**Aim:** Return every entry exactly as written.

**Exercise material:**

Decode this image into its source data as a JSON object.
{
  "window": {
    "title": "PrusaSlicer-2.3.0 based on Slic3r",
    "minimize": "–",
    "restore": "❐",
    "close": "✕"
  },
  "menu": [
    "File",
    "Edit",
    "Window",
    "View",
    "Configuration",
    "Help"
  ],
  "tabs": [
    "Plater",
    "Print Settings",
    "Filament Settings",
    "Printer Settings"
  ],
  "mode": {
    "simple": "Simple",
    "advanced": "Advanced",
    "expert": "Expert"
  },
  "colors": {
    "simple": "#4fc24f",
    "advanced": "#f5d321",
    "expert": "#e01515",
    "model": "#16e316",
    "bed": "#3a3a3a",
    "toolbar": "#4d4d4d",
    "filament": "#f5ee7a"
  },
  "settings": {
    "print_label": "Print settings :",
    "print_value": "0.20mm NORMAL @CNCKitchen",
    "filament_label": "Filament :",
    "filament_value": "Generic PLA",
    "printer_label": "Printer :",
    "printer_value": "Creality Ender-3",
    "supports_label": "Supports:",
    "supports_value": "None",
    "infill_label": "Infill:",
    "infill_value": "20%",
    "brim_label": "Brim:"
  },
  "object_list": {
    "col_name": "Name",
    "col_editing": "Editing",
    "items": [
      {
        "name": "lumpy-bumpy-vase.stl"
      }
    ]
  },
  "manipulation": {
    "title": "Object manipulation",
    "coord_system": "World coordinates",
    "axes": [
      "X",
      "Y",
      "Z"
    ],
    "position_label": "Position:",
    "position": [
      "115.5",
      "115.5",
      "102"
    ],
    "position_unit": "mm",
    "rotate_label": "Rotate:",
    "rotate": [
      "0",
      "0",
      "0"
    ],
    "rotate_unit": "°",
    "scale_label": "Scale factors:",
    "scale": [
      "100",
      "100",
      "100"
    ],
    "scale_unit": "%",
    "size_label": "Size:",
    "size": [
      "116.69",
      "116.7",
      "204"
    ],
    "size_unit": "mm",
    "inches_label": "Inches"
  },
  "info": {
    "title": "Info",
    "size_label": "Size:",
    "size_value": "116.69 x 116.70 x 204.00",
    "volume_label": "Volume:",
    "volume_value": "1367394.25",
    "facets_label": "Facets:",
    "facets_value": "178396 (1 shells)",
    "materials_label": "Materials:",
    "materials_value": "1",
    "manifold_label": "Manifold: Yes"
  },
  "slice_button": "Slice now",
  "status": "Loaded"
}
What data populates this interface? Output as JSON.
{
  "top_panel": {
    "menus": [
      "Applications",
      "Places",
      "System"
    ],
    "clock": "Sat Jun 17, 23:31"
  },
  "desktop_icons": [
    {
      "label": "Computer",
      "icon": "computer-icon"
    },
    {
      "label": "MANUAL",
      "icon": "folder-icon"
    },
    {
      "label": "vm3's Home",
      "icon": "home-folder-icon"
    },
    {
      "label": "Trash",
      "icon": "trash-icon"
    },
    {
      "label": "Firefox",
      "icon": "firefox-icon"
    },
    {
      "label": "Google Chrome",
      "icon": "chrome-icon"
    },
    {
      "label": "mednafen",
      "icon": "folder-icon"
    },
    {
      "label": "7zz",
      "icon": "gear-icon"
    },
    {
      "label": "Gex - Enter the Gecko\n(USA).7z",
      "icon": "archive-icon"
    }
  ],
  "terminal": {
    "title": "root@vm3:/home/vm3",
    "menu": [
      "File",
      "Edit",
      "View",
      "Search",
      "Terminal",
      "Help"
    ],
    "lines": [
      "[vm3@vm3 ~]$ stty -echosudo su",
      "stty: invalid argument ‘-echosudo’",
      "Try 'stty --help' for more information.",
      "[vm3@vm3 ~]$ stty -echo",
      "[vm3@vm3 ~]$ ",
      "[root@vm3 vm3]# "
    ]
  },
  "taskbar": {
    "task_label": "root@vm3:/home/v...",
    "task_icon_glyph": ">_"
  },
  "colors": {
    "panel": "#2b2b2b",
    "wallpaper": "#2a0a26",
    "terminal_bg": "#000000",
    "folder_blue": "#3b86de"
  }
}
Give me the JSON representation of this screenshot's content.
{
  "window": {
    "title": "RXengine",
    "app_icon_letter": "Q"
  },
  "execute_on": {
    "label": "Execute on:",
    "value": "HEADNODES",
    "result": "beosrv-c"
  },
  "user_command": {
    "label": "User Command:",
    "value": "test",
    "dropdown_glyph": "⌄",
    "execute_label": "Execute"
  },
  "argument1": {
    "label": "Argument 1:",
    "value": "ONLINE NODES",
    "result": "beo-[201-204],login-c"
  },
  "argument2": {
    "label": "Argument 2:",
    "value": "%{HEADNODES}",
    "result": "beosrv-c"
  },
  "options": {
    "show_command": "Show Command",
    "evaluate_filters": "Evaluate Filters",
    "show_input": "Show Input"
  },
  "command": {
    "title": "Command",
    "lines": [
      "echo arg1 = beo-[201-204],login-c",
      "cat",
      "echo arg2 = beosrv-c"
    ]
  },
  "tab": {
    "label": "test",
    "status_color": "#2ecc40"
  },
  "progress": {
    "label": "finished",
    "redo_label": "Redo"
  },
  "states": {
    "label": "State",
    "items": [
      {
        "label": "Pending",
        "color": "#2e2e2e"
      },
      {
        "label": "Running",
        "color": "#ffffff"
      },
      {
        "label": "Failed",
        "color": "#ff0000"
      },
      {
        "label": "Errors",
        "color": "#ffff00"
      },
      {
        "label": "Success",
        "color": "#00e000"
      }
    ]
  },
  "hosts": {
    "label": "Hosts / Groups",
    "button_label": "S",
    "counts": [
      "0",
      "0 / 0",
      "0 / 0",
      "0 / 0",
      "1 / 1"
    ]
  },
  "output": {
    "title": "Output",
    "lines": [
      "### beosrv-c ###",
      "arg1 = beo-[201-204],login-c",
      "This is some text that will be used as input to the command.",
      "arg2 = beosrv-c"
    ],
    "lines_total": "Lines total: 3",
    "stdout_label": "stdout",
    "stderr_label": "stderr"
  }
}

**Output below:**
Decode this image into its source data as a JSON object.
{
  "window": {
    "title": "PrusaSlicer-2.3.0 based on Slic3r",
    "minimize": "–",
    "restore": "❐",
    "close": "✕"
  },
  "menu": [
    "File",
    "Edit",
    "Window",
    "View",
    "Configuration",
    "Help"
  ],
  "tabs": [
    "Plater",
    "Print Settings",
    "Filament Settings",
    "Printer Settings"
  ],
  "mode": {
    "simple": "Simple",
    "advanced": "Advanced",
    "expert": "Expert"
  },
  "colors": {
    "simple": "#4fc24f",
    "advanced": "#f5d321",
    "expert": "#e01515",
    "model": "#16e316",
    "bed": "#3a3a3a",
    "toolbar": "#4d4d4d",
    "filament": "#f5ee7a"
  },
  "settings": {
    "print_label": "Print settings :",
    "print_value": "0.20mm NORMAL @CNCKitchen",
    "filament_label": "Filament :",
    "filament_value": "Generic PLA",
    "printer_label": "Printer :",
    "printer_value": "Creality Ender-3",
    "supports_label": "Supports:",
    "supports_value": "None",
    "infill_label": "Infill:",
    "infill_value": "20%",
    "brim_label": "Brim:"
  },
  "object_list": {
    "col_name": "Name",
    "col_editing": "Editing",
    "items": [
      {
        "name": "lumpy-bumpy-vase.stl"
      }
    ]
  },
  "manipulation": {
    "title": "Object manipulation",
    "coord_system": "World coordinates",
    "axes": [
      "X",
      "Y",
      "Z"
    ],
    "position_label": "Position:",
    "position": [
      "115.5",
      "115.5",
      "102"
    ],
    "position_unit": "mm",
    "rotate_label": "Rotate:",
    "rotate": [
      "0",
      "0",
      "0"
    ],
    "rotate_unit": "°",
    "scale_label": "Scale factors:",
    "scale": [
      "100",
      "100",
      "100"
    ],
    "scale_unit": "%",
    "size_label": "Size:",
    "size": [
      "116.69",
      "116.7",
      "204"
    ],
    "size_unit": "mm",
    "inches_label": "Inches"
  },
  "info": {
    "title": "Info",
    "size_label": "Size:",
    "size_value": "116.69 x 116.70 x 204.00",
    "volume_label": "Volume:",
    "volume_value": "1367394.25",
    "facets_label": "Facets:",
    "facets_value": "178396 (1 shells)",
    "materials_label": "Materials:",
    "materials_value": "1",
    "manifold_label": "Manifold: Yes"
  },
  "slice_button": "Slice now",
  "status": "Loaded"
}
What data populates this interface? Output as JSON.
{
  "top_panel": {
    "menus": [
      "Applications",
      "Places",
      "System"
    ],
    "clock": "Sat Jun 17, 23:31"
  },
  "desktop_icons": [
    {
      "label": "Computer",
      "icon": "computer-icon"
    },
    {
      "label": "MANUAL",
      "icon": "folder-icon"
    },
    {
      "label": "vm3's Home",
      "icon": "home-folder-icon"
    },
    {
      "label": "Trash",
      "icon": "trash-icon"
    },
    {
      "label": "Firefox",
      "icon": "firefox-icon"
    },
    {
      "label": "Google Chrome",
      "icon": "chrome-icon"
    },
    {
      "label": "mednafen",
      "icon": "folder-icon"
    },
    {
      "label": "7zz",
      "icon": "gear-icon"
    },
    {
      "label": "Gex - Enter the Gecko\n(USA).7z",
      "icon": "archive-icon"
    }
  ],
  "terminal": {
    "title": "root@vm3:/home/vm3",
    "menu": [
      "File",
      "Edit",
      "View",
      "Search",
      "Terminal",
      "Help"
    ],
    "lines": [
      "[vm3@vm3 ~]$ stty -echosudo su",
      "stty: invalid argument ‘-echosudo’",
      "Try 'stty --help' for more information.",
      "[vm3@vm3 ~]$ stty -echo",
      "[vm3@vm3 ~]$ ",
      "[root@vm3 vm3]# "
    ]
  },
  "taskbar": {
    "task_label": "root@vm3:/home/v...",
    "task_icon_glyph": ">_"
  },
  "colors": {
    "panel": "#2b2b2b",
    "wallpaper": "#2a0a26",
    "terminal_bg": "#000000",
    "folder_blue": "#3b86de"
  }
}
Give me the JSON representation of this screenshot's content.
{
  "window": {
    "title": "RXengine",
    "app_icon_letter": "Q"
  },
  "execute_on": {
    "label": "Execute on:",
    "value": "HEADNODES",
    "result": "beosrv-c"
  },
  "user_command": {
    "label": "User Command:",
    "value": "test",
    "dropdown_glyph": "⌄",
    "execute_label": "Execute"
  },
  "argument1": {
    "label": "Argument 1:",
    "value": "ONLINE NODES",
    "result": "beo-[201-204],login-c"
  },
  "argument2": {
    "label": "Argument 2:",
    "value": "%{HEADNODES}",
    "result": "beosrv-c"
  },
  "options": {
    "show_command": "Show Command",
    "evaluate_filters": "Evaluate Filters",
    "show_input": "Show Input"
  },
  "command": {
    "title": "Command",
    "lines": [
      "echo arg1 = beo-[201-204],login-c",
      "cat",
      "echo arg2 = beosrv-c"
    ]
  },
  "tab": {
    "label": "test",
    "status_color": "#2ecc40"
  },
  "progress": {
    "label": "finished",
    "redo_label": "Redo"
  },
  "states": {
    "label": "State",
    "items": [
      {
        "label": "Pending",
        "color": "#2e2e2e"
      },
      {
        "label": "Running",
        "color": "#ffffff"
      },
      {
        "label": "Failed",
        "color": "#ff0000"
      },
      {
        "label": "Errors",
        "color": "#ffff00"
      },
      {
        "label": "Success",
        "color": "#00e000"
      }
    ]
  },
  "hosts": {
    "label": "Hosts / Groups",
    "button_label": "S",
    "counts": [
      "0",
      "0 / 0",
      "0 / 0",
      "0 / 0",
      "1 / 1"
    ]
  },
  "output": {
    "title": "Output",
    "lines": [
      "### beosrv-c ###",
      "arg1 = beo-[201-204],login-c",
      "This is some text that will be used as input to the command.",
      "arg2 = beosrv-c"
    ],
    "lines_total": "Lines total: 3",
    "stdout_label": "stdout",
    "stderr_label": "stderr"
  }
}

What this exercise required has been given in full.